**AVAILABLE RECORDS**
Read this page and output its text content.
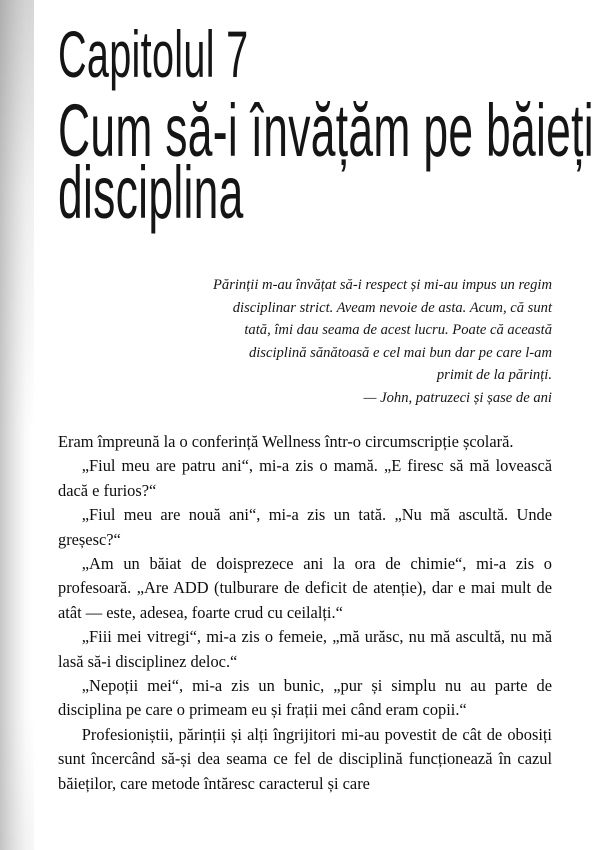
Capitolul 7
Cum să-i învățăm pe băieți
disciplina
Părinții m-au învățat să-i respect și mi-au impus un regim disciplinar strict. Aveam nevoie de asta. Acum, că sunt tată, îmi dau seama de acest lucru. Poate că această disciplină sănătoasă e cel mai bun dar pe care l-am primit de la părinți.
— John, patruzeci și șase de ani

Eram împreună la o conferință Wellness într-o circumscripție școlară.

„Fiul meu are patru ani“, mi-a zis o mamă. „E firesc să mă lovească dacă e furios?“

„Fiul meu are nouă ani“, mi-a zis un tată. „Nu mă ascultă. Unde greșesc?“

„Am un băiat de doisprezece ani la ora de chimie“, mi-a zis o profesoară. „Are ADD (tulburare de deficit de atenție), dar e mai mult de atât — este, adesea, foarte crud cu ceilalți.“

„Fiii mei vitregi“, mi-a zis o femeie, „mă urăsc, nu mă ascultă, nu mă lasă să-i disciplinez deloc.“

„Nepoții mei“, mi-a zis un bunic, „pur și simplu nu au parte de disciplina pe care o primeam eu și frații mei când eram copii.“

Profesioniștii, părinții și alți îngrijitori mi-au povestit de cât de obosiți sunt încercând să-și dea seama ce fel de disciplină funcționează în cazul băieților, care metode întăresc caracterul și care
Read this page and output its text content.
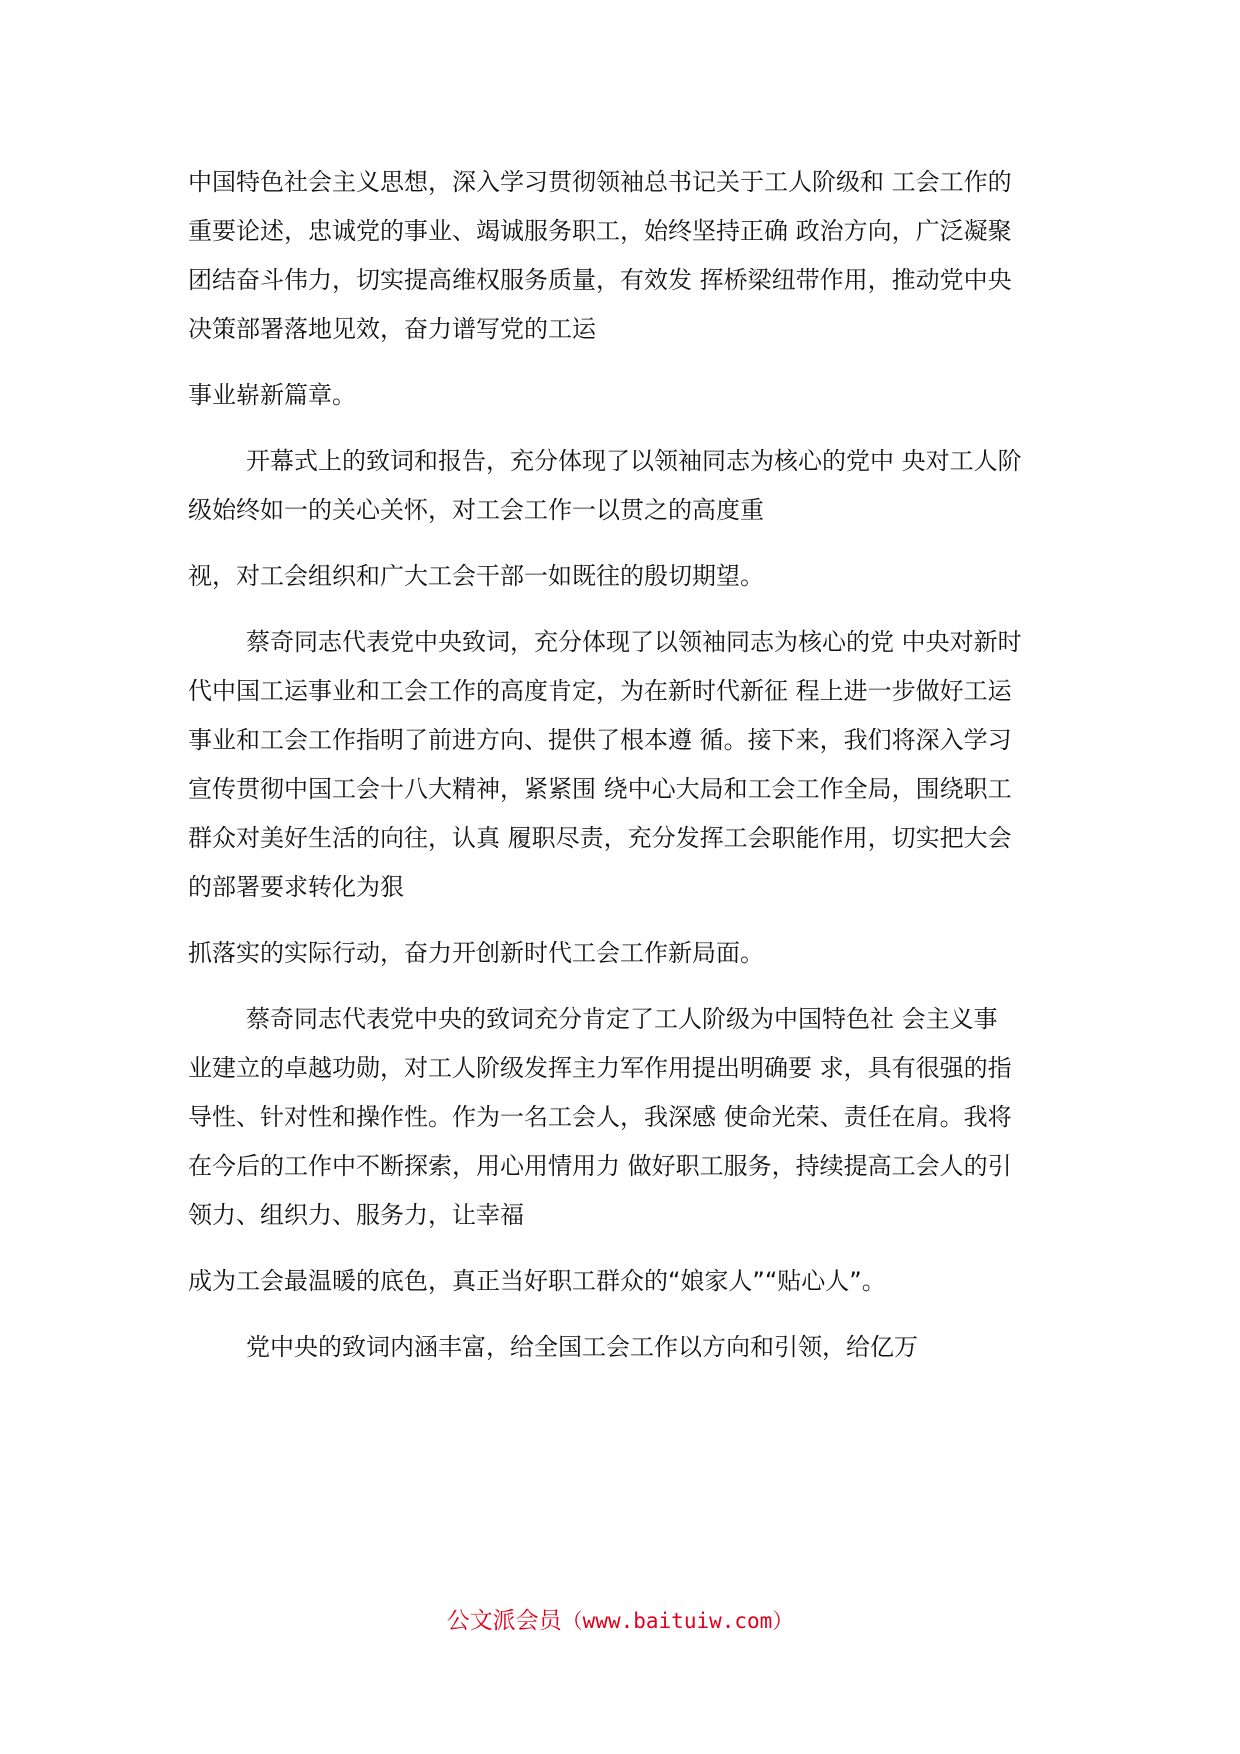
中国特色社会主义思想，深入学习贯彻领袖总书记关于工人阶级和 工会工作的
重要论述，忠诚党的事业、竭诚服务职工，始终坚持正确 政治方向，广泛凝聚
团结奋斗伟力，切实提高维权服务质量，有效发 挥桥梁纽带作用，推动党中央
决策部署落地见效，奋力谱写党的工运
事业崭新篇章。
开幕式上的致词和报告，充分体现了以领袖同志为核心的党中 央对工人阶
级始终如一的关心关怀，对工会工作一以贯之的高度重
视，对工会组织和广大工会干部一如既往的殷切期望。
蔡奇同志代表党中央致词，充分体现了以领袖同志为核心的党 中央对新时
代中国工运事业和工会工作的高度肯定，为在新时代新征 程上进一步做好工运
事业和工会工作指明了前进方向、提供了根本遵 循。接下来，我们将深入学习
宣传贯彻中国工会十八大精神，紧紧围 绕中心大局和工会工作全局，围绕职工
群众对美好生活的向往，认真 履职尽责，充分发挥工会职能作用，切实把大会
的部署要求转化为狠
抓落实的实际行动，奋力开创新时代工会工作新局面。
蔡奇同志代表党中央的致词充分肯定了工人阶级为中国特色社 会主义事
业建立的卓越功勋，对工人阶级发挥主力军作用提出明确要 求，具有很强的指
导性、针对性和操作性。作为一名工会人，我深感 使命光荣、责任在肩。我将
在今后的工作中不断探索，用心用情用力 做好职工服务，持续提高工会人的引
领力、组织力、服务力，让幸福
成为工会最温暖的底色，真正当好职工群众的“娘家人”“贴心人”。
党中央的致词内涵丰富，给全国工会工作以方向和引领，给亿万
公文派会员（www.baituiw.com）
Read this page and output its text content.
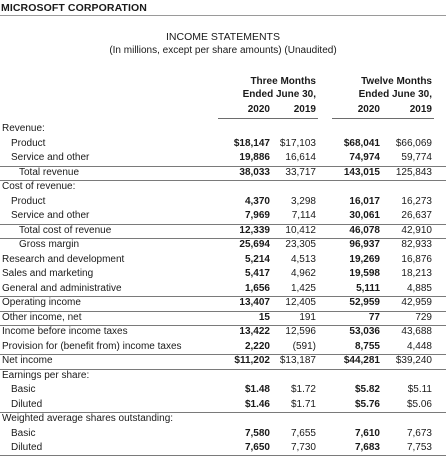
MICROSOFT CORPORATION
INCOME STATEMENTS
(In millions, except per share amounts) (Unaudited)
Three Months
Ended June 30,
Twelve Months
Ended June 30,
2020	2019	2020	2019
Revenue:
Product	$18,147 $17,103	$68,041	$66,069
Service and other	19,886	16,614	74,974	59,774
Total revenue	38,033	33,717	143,015	125,843
Cost of revenue:
Product	4,370	3,298	16,017	16,273
Service and other	7,969	7,114	30,061	26,637
Total cost of revenue	12,339	10,412	46,078	42,910
Gross margin	25,694	23,305	96,937	82,933
Research and development	5,214	4,513	19,269	16,876
Sales and marketing	5,417	4,962	19,598	18,213
General and administrative	1,656	1,425	5,111	4,885
Operating income	13,407	12,405	52,959	42,959
Other income, net	15	191	77	729
Income before income taxes	13,422	12,596	53,036	43,688
Provision for (benefit from) income taxes	2,220	(591)	8,755	4,448
Net income	$11,202 $13,187	$44,281	$39,240
Earnings per share:
Basic	$1.48	$1.72	$5.82	$5.11
Diluted	$1.46	$1.71	$5.76	$5.06
Weighted average shares outstanding:
Basic	7,580	7,655	7,610	7,673
Diluted	7,650	7,730	7,683	7,753
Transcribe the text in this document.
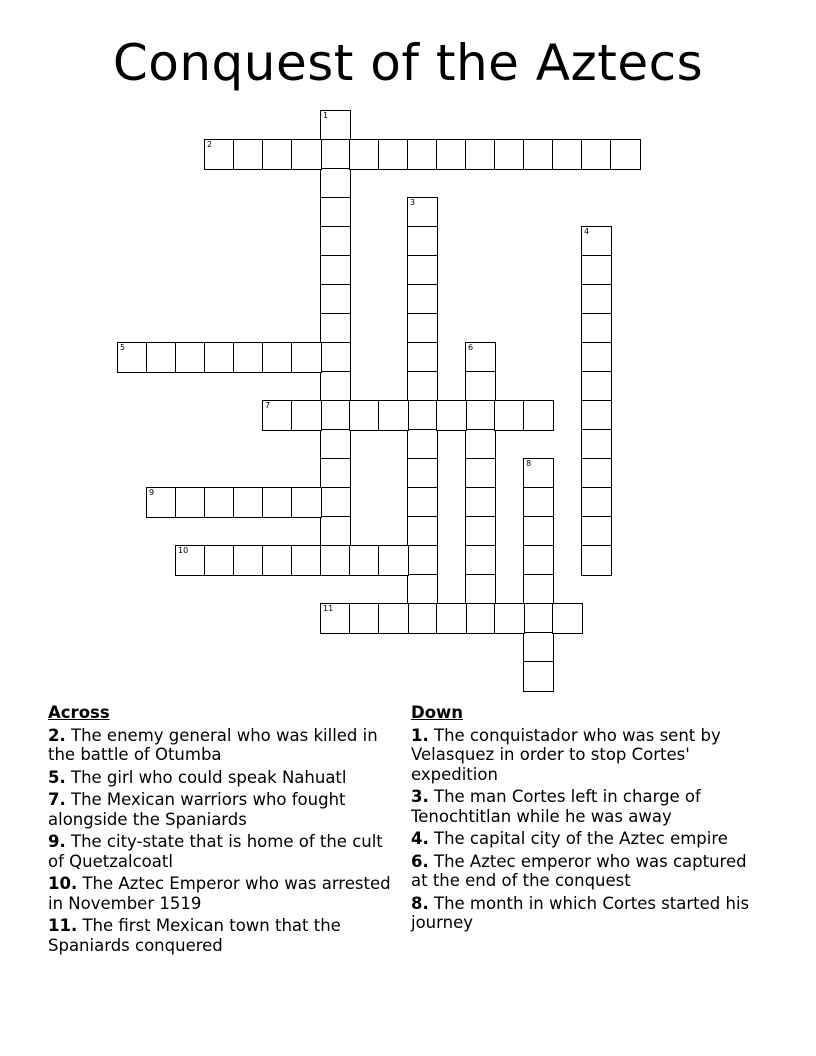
Conquest of the Aztecs
1
2
3
4
5	6
7
8
9
10
11
Across
2. The enemy general who was killed in the battle of Otumba
5. The girl who could speak Nahuatl
7. The Mexican warriors who fought alongside the Spaniards
9. The city-state that is home of the cult of Quetzalcoatl
10. The Aztec Emperor who was arrested in November 1519
11. The first Mexican town that the Spaniards conquered
Down
1. The conquistador who was sent by Velasquez in order to stop Cortes' expedition
3. The man Cortes left in charge of Tenochtitlan while he was away
4. The capital city of the Aztec empire
6. The Aztec emperor who was captured at the end of the conquest
8. The month in which Cortes started his journey
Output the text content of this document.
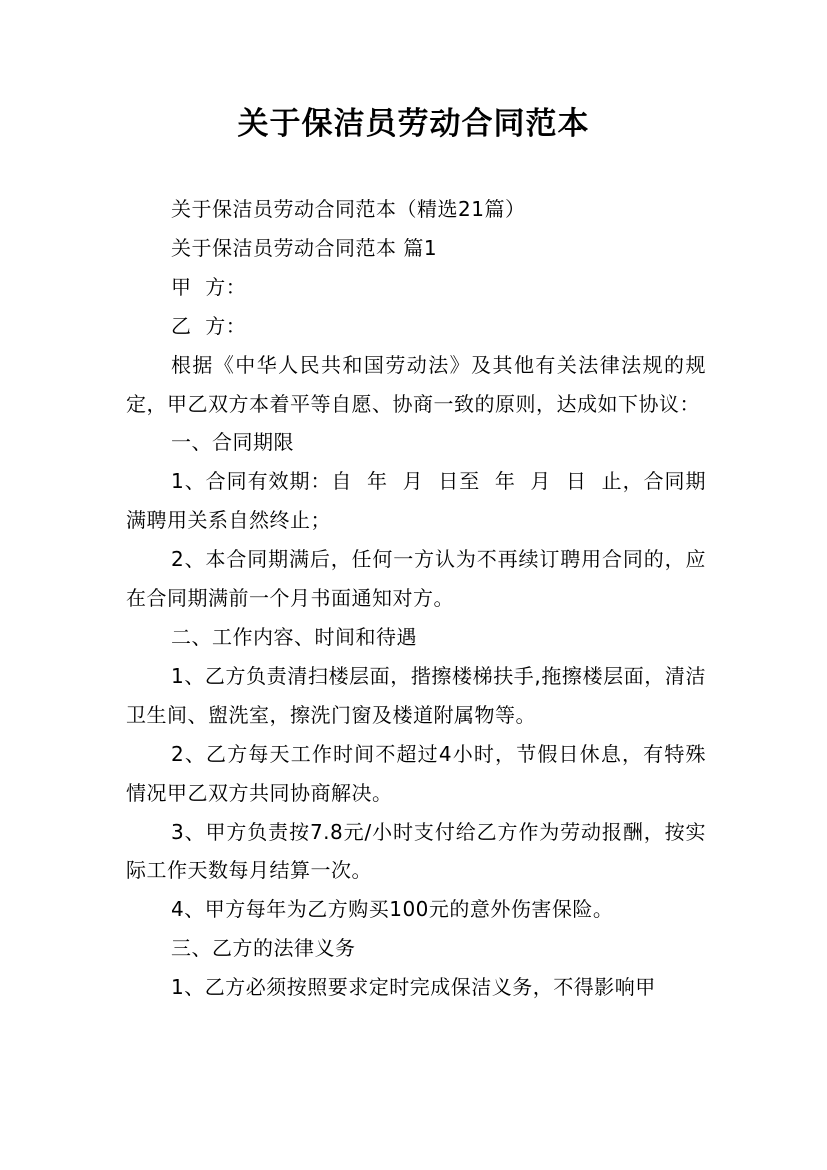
关于保洁员劳动合同范本

关于保洁员劳动合同范本（精选21篇）

关于保洁员劳动合同范本 篇1

甲  方：

乙  方：

根据《中华人民共和国劳动法》及其他有关法律法规的规定，甲乙双方本着平等自愿、协商一致的原则，达成如下协议：

一、合同期限

1、合同有效期：自  年  月  日至  年  月  日  止，合同期满聘用关系自然终止；

2、本合同期满后，任何一方认为不再续订聘用合同的，应在合同期满前一个月书面通知对方。

二、工作内容、时间和待遇

1、乙方负责清扫楼层面，揩擦楼梯扶手,拖擦楼层面，清洁卫生间、盥洗室，擦洗门窗及楼道附属物等。

2、乙方每天工作时间不超过4小时，节假日休息，有特殊情况甲乙双方共同协商解决。

3、甲方负责按7.8元/小时支付给乙方作为劳动报酬，按实际工作天数每月结算一次。

4、甲方每年为乙方购买100元的意外伤害保险。

三、乙方的法律义务

1、乙方必须按照要求定时完成保洁义务，不得影响甲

**TASK DESCRIPTION**
Pull out all lines containing "Fiul".

**THE REPLY**
„Fiul meu are patru ani“, mi-a zis o mamă. „E firesc să mă lovească dacă e furios?“
„Fiul meu are nouă ani“, mi-a zis un tată. „Nu mă ascultă. Unde greșesc?“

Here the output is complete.